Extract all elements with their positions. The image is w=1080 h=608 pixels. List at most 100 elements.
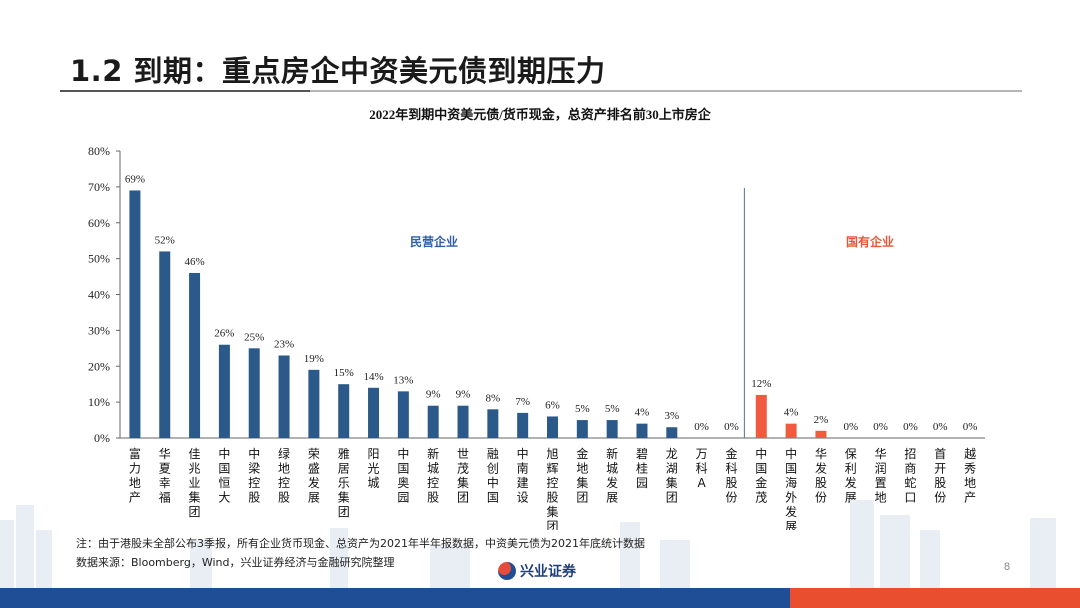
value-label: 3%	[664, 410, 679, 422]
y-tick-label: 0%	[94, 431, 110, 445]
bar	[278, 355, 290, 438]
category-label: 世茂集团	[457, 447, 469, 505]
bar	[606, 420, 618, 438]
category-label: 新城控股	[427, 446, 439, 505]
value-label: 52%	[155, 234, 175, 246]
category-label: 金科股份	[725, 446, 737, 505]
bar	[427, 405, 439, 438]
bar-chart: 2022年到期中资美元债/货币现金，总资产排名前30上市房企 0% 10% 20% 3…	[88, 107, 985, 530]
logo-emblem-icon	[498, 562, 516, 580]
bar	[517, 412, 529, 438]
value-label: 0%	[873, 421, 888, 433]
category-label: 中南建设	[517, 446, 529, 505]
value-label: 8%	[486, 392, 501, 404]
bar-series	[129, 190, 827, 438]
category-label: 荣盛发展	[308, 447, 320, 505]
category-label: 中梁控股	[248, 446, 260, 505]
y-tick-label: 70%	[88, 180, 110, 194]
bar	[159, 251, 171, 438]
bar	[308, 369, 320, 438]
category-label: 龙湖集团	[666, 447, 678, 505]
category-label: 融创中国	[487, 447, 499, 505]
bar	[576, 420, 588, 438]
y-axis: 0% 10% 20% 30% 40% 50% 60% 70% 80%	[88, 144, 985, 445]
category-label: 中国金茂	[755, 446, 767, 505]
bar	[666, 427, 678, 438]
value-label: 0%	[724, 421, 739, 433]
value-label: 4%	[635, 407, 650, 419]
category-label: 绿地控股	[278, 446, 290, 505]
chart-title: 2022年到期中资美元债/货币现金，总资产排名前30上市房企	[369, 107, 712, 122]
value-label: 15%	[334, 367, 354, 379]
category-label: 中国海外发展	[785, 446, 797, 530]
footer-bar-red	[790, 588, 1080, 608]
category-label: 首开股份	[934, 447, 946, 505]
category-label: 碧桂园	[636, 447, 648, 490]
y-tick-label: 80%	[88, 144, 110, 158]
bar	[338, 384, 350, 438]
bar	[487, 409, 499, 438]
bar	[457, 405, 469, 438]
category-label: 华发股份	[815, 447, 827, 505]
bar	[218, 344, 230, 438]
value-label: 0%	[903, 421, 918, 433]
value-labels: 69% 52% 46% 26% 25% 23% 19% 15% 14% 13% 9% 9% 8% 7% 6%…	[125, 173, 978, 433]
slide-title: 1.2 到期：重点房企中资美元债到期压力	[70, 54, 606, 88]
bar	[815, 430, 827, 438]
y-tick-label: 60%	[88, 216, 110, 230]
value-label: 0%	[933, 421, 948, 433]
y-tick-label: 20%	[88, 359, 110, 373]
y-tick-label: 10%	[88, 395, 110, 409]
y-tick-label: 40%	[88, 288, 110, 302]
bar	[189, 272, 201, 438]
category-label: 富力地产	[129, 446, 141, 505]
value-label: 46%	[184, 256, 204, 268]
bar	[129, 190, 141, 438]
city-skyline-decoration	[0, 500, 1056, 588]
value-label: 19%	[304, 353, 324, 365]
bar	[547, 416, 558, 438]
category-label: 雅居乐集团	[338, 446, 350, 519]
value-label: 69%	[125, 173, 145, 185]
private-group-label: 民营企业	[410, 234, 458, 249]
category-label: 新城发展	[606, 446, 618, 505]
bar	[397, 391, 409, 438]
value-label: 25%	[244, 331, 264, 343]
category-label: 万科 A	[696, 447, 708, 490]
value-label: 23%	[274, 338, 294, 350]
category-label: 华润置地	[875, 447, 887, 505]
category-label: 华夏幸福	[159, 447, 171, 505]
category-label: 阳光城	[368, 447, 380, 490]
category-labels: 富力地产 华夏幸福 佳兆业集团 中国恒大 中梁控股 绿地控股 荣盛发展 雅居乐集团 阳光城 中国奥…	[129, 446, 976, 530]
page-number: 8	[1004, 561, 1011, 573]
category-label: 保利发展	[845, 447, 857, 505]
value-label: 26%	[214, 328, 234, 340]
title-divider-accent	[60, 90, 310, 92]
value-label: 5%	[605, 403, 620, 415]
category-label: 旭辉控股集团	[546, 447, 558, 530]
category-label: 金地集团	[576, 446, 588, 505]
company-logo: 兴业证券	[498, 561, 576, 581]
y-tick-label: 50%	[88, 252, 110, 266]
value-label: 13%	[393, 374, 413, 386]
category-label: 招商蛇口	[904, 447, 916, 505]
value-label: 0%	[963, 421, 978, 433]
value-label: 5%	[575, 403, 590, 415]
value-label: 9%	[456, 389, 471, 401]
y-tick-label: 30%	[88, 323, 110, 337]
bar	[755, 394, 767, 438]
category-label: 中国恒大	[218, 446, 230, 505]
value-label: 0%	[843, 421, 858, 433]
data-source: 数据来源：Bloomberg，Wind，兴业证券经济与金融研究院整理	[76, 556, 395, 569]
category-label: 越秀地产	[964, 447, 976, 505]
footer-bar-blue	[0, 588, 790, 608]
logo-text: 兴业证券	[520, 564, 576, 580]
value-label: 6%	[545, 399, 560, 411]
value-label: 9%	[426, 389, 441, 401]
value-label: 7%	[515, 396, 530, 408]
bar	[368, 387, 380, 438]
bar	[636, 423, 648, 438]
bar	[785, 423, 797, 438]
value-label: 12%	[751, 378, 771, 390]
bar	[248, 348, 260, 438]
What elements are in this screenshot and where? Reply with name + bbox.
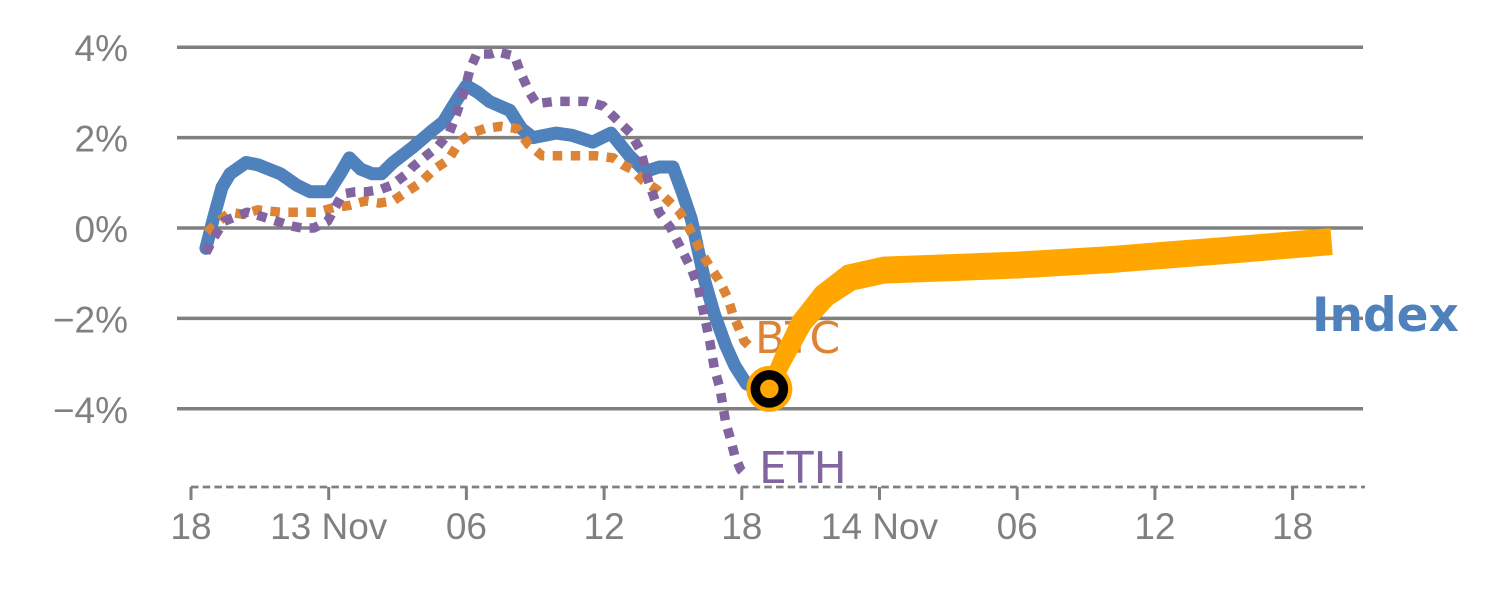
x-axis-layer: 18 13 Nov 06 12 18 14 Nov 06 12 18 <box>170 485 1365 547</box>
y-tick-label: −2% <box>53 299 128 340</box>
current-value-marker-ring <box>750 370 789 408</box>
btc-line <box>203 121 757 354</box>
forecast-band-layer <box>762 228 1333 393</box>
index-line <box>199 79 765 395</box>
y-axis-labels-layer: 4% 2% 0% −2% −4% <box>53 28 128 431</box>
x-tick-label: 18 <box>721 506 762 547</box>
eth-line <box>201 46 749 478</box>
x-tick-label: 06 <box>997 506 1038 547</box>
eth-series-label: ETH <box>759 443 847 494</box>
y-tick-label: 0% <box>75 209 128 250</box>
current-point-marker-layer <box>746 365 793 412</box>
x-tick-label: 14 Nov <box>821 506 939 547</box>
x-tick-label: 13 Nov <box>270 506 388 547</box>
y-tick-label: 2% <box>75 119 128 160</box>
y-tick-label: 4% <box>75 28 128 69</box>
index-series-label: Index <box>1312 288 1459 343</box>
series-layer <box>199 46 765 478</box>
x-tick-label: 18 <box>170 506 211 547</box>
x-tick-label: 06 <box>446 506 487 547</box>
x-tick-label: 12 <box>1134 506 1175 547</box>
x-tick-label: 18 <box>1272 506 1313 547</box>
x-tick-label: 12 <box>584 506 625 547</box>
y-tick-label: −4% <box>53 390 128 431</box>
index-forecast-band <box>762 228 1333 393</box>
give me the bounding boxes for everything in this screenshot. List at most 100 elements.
☆ ☆ ☆ ☆ ☆
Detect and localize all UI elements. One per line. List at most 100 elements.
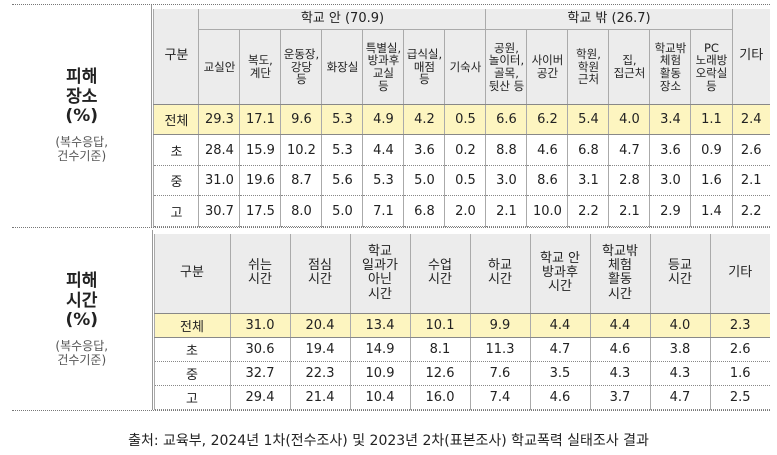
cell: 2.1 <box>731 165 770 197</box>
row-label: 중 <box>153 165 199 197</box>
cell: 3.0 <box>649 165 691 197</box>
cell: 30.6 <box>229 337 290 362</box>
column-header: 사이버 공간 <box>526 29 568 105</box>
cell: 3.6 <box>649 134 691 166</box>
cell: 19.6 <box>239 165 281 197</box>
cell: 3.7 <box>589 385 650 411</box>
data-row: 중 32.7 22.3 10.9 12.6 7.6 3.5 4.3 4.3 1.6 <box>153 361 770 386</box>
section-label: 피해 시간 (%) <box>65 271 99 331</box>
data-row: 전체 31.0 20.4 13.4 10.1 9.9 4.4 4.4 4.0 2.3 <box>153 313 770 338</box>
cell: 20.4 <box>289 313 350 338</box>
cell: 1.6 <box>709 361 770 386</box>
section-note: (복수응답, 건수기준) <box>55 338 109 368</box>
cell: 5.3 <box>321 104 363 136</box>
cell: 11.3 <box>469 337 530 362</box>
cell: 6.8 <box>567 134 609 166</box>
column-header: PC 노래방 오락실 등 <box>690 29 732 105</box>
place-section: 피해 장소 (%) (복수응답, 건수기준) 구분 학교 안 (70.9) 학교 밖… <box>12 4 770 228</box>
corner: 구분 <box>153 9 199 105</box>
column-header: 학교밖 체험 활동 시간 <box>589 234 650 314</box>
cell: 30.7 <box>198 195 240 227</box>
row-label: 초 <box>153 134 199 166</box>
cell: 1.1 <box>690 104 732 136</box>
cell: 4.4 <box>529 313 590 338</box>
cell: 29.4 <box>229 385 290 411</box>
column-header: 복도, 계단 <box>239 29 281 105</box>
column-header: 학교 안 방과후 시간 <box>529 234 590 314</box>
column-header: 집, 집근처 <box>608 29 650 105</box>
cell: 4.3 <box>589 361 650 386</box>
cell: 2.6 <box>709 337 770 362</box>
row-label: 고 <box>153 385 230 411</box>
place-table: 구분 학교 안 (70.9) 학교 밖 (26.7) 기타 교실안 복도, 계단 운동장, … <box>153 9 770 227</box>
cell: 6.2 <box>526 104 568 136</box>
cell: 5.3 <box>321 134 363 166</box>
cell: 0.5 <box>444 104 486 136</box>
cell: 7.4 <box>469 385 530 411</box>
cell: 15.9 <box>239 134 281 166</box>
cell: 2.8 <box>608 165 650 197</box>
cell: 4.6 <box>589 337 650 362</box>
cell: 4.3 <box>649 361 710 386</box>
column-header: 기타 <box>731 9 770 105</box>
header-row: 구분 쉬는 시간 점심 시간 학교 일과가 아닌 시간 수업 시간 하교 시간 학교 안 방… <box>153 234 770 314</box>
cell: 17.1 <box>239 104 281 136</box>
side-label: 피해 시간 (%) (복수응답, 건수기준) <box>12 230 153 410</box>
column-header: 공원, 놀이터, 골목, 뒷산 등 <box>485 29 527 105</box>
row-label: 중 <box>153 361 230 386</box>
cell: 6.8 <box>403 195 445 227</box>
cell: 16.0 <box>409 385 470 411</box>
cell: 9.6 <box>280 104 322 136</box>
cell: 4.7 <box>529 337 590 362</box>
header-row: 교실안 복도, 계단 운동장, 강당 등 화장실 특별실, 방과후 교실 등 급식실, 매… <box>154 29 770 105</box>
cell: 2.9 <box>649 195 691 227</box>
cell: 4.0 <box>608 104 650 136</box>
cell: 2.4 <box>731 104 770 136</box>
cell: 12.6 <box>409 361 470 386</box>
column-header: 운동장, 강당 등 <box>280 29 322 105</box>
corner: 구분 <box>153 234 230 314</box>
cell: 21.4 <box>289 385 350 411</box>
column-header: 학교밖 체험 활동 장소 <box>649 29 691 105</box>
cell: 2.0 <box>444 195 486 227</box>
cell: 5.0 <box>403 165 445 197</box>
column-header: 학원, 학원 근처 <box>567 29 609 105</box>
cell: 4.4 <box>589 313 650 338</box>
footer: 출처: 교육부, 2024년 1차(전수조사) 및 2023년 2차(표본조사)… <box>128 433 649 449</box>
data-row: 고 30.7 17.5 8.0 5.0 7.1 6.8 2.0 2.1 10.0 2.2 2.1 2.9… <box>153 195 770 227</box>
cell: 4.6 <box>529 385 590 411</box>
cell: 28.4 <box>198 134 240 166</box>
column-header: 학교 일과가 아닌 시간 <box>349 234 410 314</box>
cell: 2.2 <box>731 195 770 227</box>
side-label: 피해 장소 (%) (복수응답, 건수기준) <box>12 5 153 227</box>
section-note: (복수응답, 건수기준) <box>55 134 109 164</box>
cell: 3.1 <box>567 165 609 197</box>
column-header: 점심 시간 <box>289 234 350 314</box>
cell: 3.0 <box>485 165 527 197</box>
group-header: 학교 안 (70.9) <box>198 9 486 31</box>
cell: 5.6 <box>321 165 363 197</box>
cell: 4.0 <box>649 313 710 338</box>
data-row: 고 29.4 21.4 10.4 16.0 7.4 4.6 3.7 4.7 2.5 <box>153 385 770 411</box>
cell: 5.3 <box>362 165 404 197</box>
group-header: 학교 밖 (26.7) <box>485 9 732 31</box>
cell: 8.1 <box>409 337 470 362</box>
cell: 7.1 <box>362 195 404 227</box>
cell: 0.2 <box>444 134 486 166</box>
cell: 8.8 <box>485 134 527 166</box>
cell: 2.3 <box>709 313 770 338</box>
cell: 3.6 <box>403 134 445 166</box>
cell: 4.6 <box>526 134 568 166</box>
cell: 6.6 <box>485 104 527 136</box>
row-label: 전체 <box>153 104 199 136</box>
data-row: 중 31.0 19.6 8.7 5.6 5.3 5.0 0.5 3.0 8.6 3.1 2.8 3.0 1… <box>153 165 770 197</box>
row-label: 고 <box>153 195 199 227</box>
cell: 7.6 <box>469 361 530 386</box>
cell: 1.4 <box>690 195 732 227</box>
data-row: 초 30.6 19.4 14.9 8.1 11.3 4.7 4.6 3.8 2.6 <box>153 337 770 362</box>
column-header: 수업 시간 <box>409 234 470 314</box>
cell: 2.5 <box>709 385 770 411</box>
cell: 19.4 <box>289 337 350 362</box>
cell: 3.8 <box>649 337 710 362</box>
☆ ☆ ☆ ☆ ☆
--- Goal of the exercise ---
Output everything from the line containing "x-axis-layer: 18 13" down to the line containing "give me the" as a JSON list of strings, one string per line, leaving out blank lines.

--- Answer to the exercise ---
[
  "x-axis-layer: 18 13 Nov 06 12 18 14 Nov 06 12 18 <box>170 485 1365 547</box>",
  "y-tick-label: −2% <box>53 299 128 340</box>",
  "current-value-marker-ring <box>750 370 789 408</box>",
  "btc-line <box>203 121 757 354</box>",
  "forecast-band-layer <box>762 228 1333 393</box>",
  "index-line <box>199 79 765 395</box>",
  "y-axis-labels-layer: 4% 2% 0% −2% −4% <box>53 28 128 431</box>",
  "x-tick-label: 18 <box>721 506 762 547</box>",
  "eth-line <box>201 46 749 478</box>",
  "x-tick-label: 06 <box>997 506 1038 547</box>",
  "eth-series-label: ETH <box>759 443 847 494</box>",
  "y-tick-label: 0% <box>75 209 128 250</box>",
  "current-point-marker-layer <box>746 365 793 412</box>",
  "x-tick-label: 14 Nov <box>821 506 939 547</box>",
  "x-tick-label: 13 Nov <box>270 506 388 547</box>",
  "y-tick-label: 2% <box>75 119 128 160</box>",
  "y-tick-label: 4% <box>75 28 128 69</box>",
  "index-series-label: Index <box>1312 288 1459 343</box>",
  "series-layer <box>199 46 765 478</box>",
  "x-tick-label: 18 <box>170 506 211 547</box>",
  "x-tick-label: 06 <box>446 506 487 547</box>",
  "x-tick-label: 12 <box>1134 506 1175 547</box>",
  "x-tick-label: 18 <box>1272 506 1313 547</box>",
  "x-tick-label: 12 <box>584 506 625 547</box>",
  "y-tick-label: −4% <box>53 390 128 431</box>",
  "index-forecast-band <box>762 228 1333 393</box>",
  "give me the bounding boxes for everything in this screenshot. List at most 100 elements."
]